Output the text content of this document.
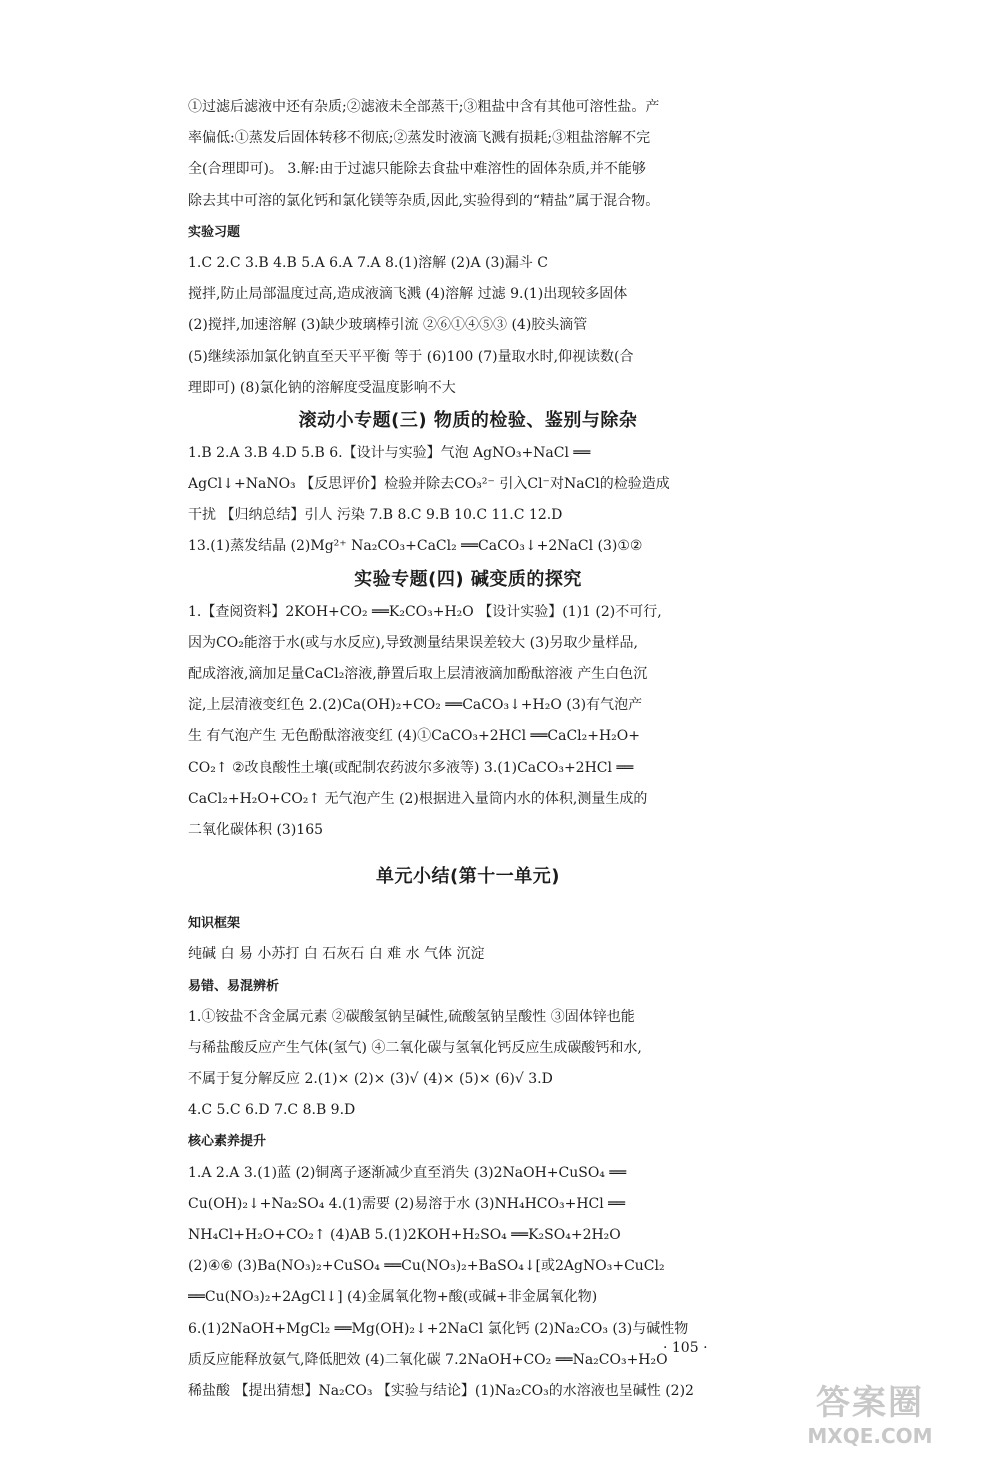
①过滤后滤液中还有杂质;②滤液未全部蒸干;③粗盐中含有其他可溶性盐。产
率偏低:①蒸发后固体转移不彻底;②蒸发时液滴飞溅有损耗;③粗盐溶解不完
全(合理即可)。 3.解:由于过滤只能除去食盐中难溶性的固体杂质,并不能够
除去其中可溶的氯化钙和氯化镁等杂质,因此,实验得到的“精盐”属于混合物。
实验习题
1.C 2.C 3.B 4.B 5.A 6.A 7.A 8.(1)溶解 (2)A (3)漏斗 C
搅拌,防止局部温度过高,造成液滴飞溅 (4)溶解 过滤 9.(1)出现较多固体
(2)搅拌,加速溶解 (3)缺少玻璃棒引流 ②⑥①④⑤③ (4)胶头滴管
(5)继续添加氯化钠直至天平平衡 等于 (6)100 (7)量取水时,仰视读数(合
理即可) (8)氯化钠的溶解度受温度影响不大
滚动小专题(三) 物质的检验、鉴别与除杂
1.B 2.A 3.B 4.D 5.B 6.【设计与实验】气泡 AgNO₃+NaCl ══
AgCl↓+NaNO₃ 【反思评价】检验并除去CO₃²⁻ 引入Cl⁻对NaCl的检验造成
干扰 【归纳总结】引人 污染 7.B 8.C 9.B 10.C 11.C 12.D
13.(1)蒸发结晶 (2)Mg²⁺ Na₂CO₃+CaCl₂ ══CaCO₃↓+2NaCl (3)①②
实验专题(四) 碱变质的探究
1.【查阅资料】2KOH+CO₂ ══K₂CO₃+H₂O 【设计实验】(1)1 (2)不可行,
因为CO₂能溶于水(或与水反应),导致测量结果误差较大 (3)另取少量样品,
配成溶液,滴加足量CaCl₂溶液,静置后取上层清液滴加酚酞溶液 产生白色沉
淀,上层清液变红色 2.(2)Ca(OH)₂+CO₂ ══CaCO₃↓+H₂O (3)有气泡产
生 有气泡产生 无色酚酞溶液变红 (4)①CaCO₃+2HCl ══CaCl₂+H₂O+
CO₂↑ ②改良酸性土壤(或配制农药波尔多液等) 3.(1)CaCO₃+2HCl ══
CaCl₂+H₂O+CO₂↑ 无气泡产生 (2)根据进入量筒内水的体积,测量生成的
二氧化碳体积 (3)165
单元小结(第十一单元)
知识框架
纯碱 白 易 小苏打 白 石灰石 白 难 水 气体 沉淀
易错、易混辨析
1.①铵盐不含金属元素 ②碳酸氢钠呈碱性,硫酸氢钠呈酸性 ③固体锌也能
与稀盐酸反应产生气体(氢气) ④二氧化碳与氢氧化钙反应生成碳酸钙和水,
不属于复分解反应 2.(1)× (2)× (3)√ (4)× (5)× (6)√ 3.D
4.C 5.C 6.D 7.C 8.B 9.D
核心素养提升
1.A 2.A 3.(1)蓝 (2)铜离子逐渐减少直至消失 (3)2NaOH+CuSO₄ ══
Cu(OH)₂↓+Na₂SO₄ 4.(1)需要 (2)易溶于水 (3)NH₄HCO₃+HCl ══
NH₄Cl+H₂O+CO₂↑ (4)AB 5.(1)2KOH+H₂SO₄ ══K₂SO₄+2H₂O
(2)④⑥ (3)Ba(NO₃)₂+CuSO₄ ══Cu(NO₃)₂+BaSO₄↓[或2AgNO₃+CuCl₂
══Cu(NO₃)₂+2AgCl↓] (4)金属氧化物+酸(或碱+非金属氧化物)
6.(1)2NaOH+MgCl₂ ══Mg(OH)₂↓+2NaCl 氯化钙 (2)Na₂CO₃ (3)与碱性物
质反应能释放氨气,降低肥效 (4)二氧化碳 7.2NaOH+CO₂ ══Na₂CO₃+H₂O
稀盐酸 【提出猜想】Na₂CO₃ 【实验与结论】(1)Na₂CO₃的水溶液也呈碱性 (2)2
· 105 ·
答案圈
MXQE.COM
━━━━━━━━━━━━━━━━━━━━━━━━━━━━━━
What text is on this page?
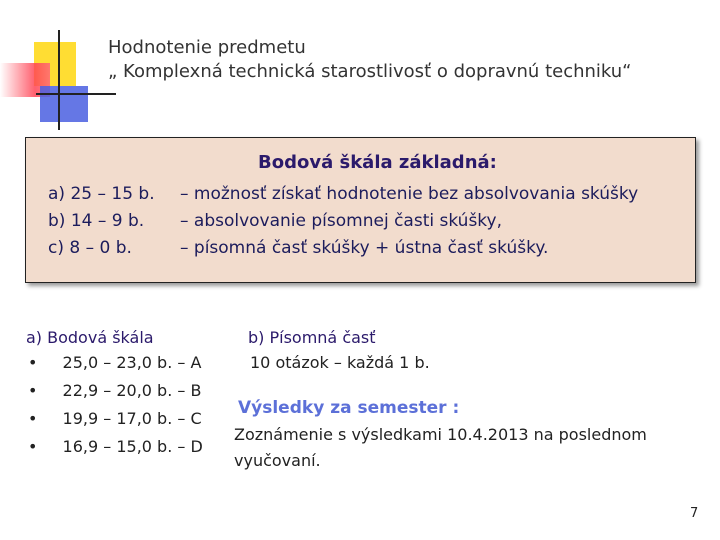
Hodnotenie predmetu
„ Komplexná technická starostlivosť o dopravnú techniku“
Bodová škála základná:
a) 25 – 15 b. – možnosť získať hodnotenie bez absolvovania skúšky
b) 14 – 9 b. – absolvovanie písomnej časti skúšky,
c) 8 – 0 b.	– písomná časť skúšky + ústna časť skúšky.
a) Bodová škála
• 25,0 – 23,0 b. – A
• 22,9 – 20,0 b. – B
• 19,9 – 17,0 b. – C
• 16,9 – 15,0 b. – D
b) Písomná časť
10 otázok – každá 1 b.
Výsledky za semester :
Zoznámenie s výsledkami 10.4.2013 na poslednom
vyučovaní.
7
━━━━━━━━━━━━━━━━━━━━━━━━━━━━━━
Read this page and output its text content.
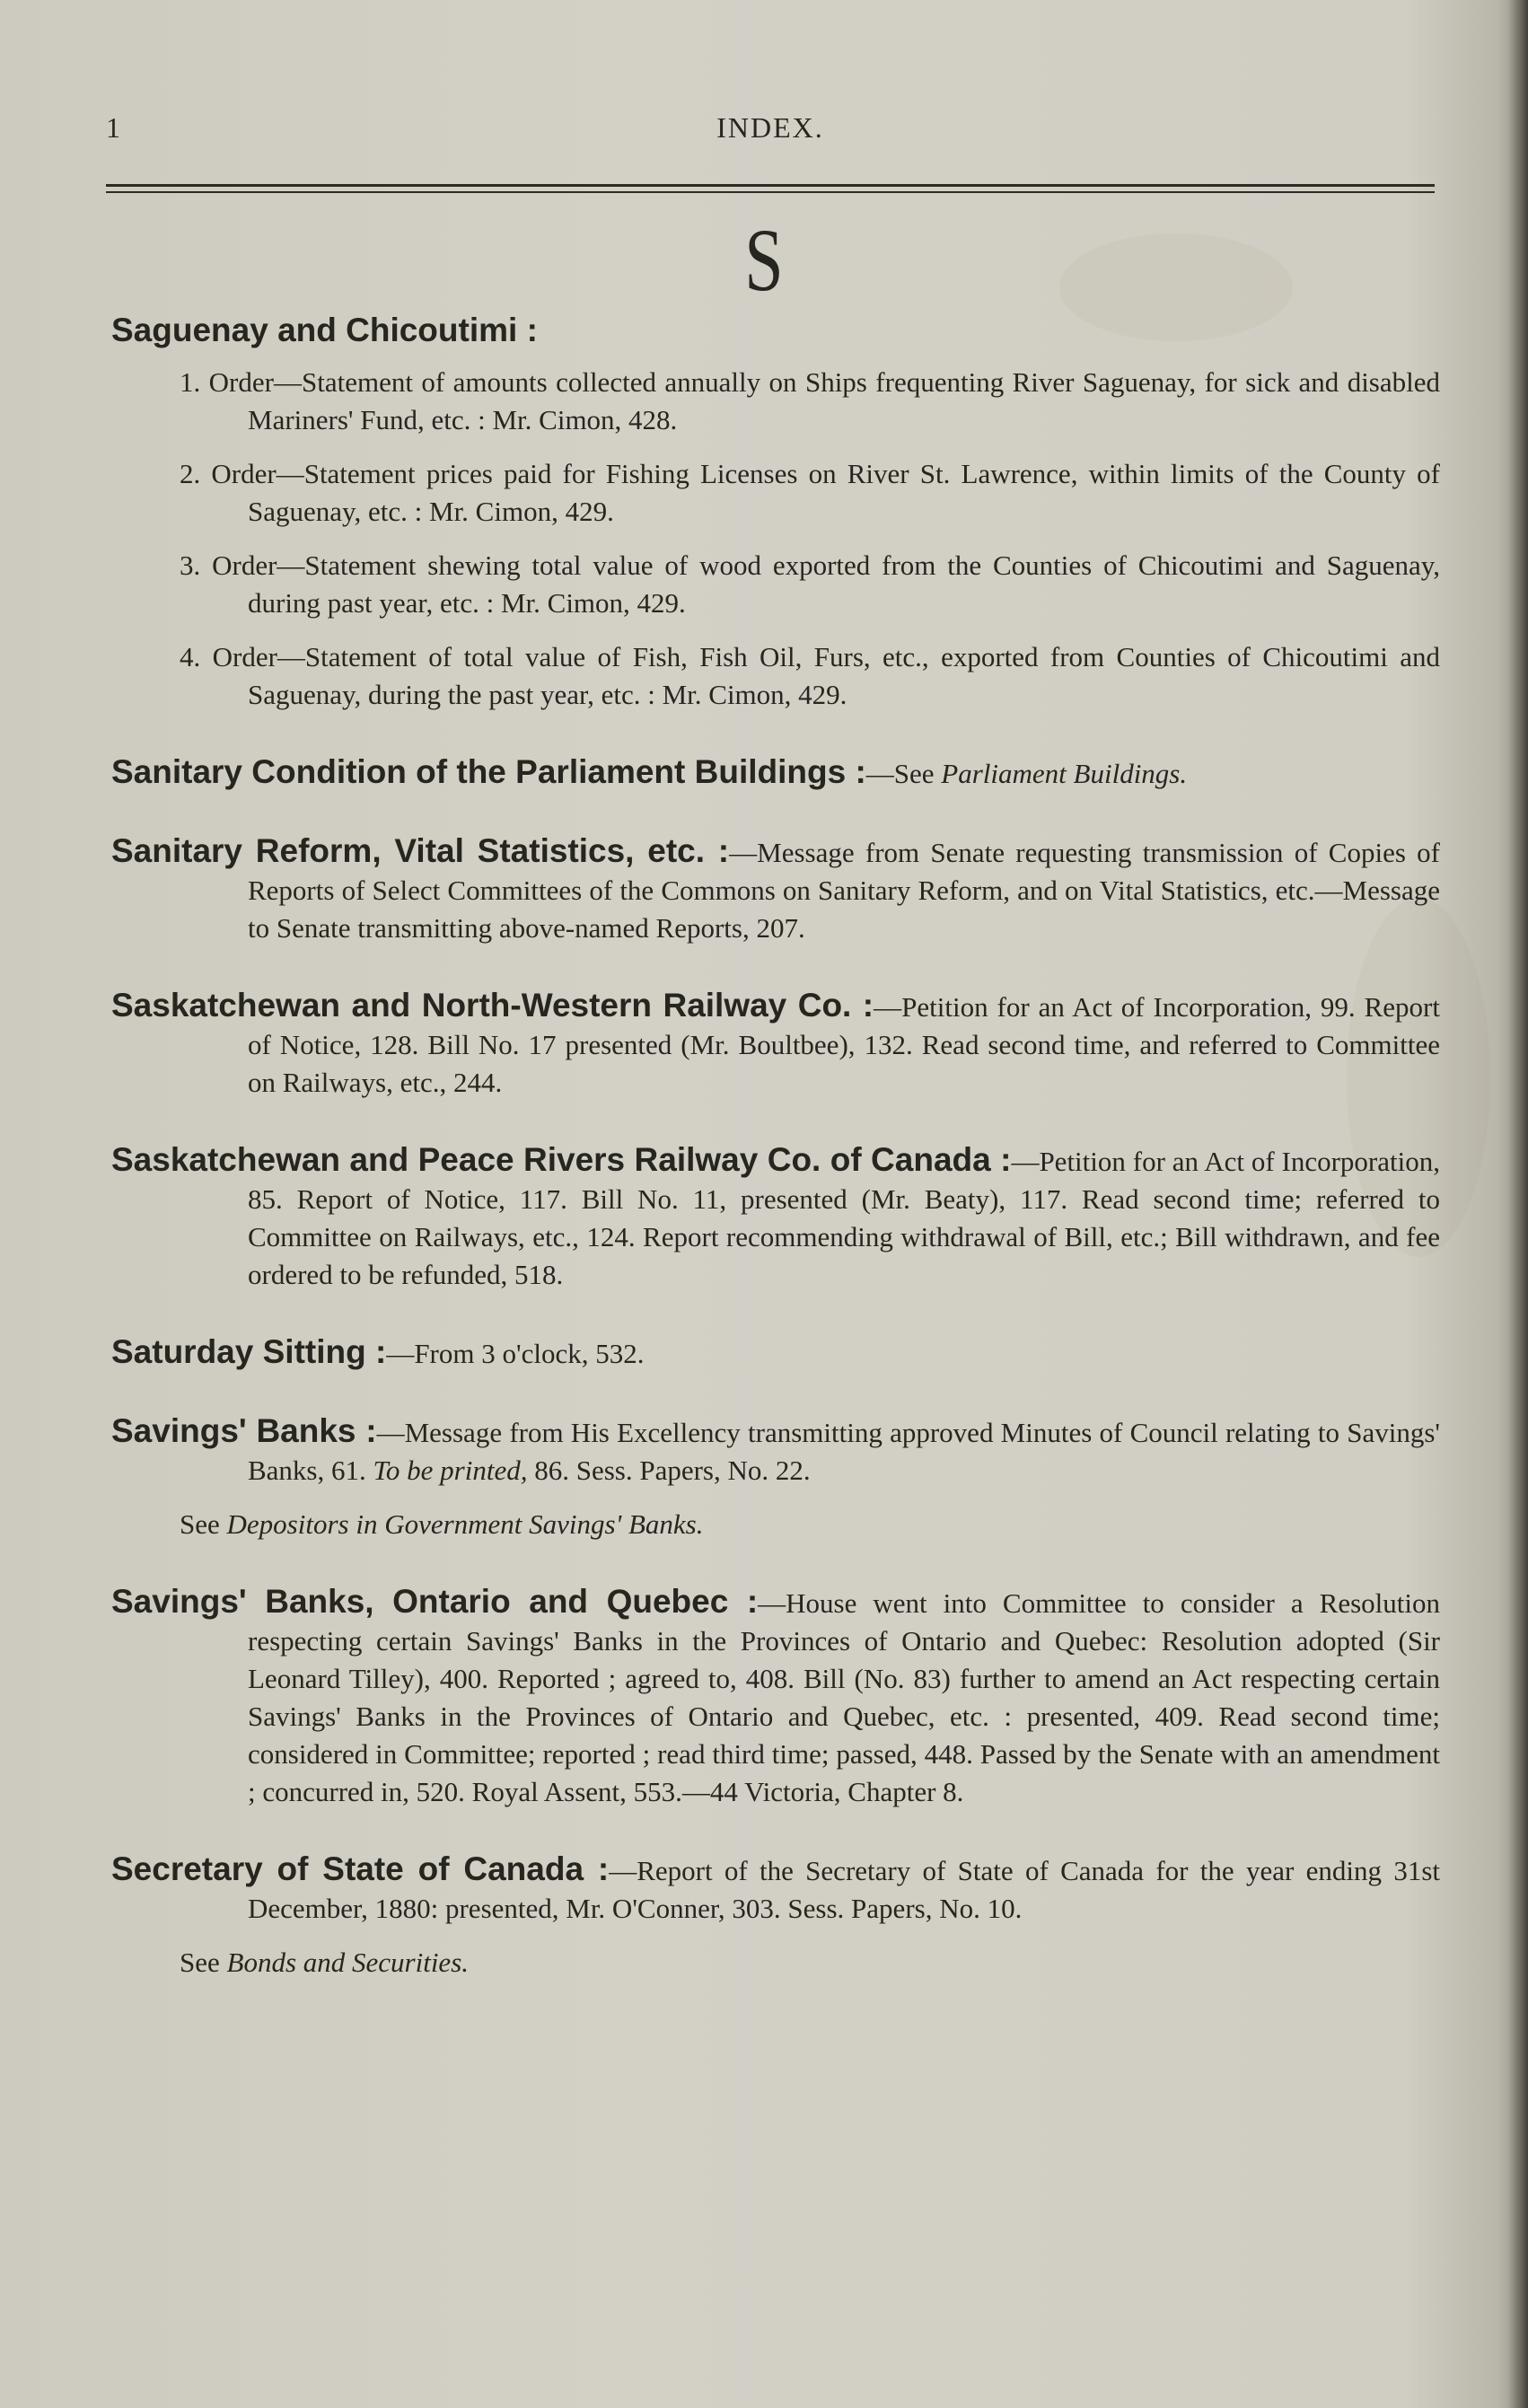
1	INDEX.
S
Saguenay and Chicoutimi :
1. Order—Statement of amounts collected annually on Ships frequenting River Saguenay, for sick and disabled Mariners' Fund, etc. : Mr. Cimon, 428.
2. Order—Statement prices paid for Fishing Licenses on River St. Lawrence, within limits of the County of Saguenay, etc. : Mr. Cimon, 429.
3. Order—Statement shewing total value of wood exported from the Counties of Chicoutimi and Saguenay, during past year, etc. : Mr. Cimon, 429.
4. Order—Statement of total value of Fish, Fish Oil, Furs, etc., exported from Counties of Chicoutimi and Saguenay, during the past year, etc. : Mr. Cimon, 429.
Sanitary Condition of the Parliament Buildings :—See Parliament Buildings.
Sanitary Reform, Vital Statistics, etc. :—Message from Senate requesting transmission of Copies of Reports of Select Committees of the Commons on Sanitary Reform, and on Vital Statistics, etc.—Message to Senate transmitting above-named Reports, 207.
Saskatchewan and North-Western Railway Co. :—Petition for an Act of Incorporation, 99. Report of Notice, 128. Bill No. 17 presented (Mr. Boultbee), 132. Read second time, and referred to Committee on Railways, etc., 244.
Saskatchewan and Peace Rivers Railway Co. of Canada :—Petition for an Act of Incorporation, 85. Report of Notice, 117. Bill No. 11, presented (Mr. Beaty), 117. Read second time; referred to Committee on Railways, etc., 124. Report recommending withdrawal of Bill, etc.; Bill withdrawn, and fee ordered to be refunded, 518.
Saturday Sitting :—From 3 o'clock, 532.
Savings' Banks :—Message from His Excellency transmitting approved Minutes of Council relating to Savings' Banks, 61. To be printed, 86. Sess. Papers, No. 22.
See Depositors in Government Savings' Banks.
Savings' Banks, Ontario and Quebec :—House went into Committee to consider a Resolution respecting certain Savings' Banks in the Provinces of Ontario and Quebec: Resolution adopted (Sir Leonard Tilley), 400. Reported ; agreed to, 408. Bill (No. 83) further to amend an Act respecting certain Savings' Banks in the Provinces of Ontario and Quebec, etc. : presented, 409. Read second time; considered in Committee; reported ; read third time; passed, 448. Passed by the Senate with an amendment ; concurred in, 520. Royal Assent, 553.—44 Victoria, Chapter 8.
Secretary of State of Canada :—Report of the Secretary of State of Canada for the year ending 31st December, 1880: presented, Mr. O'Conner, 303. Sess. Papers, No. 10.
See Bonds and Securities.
━━━━━━━━━━━━━━━━━━━━━━━━━━━━━━
**Task instructions**
Gather all lines with the string "total" from the data.

**Response to this task**
3. Order—Statement shewing total value of wood exported from the Counties of Chicoutimi and Saguenay, during past year, etc. : Mr. Cimon, 429.
4. Order—Statement of total value of Fish, Fish Oil, Furs, etc., exported from Counties of Chicoutimi and Saguenay, during the past year, etc. : Mr. Cimon, 429.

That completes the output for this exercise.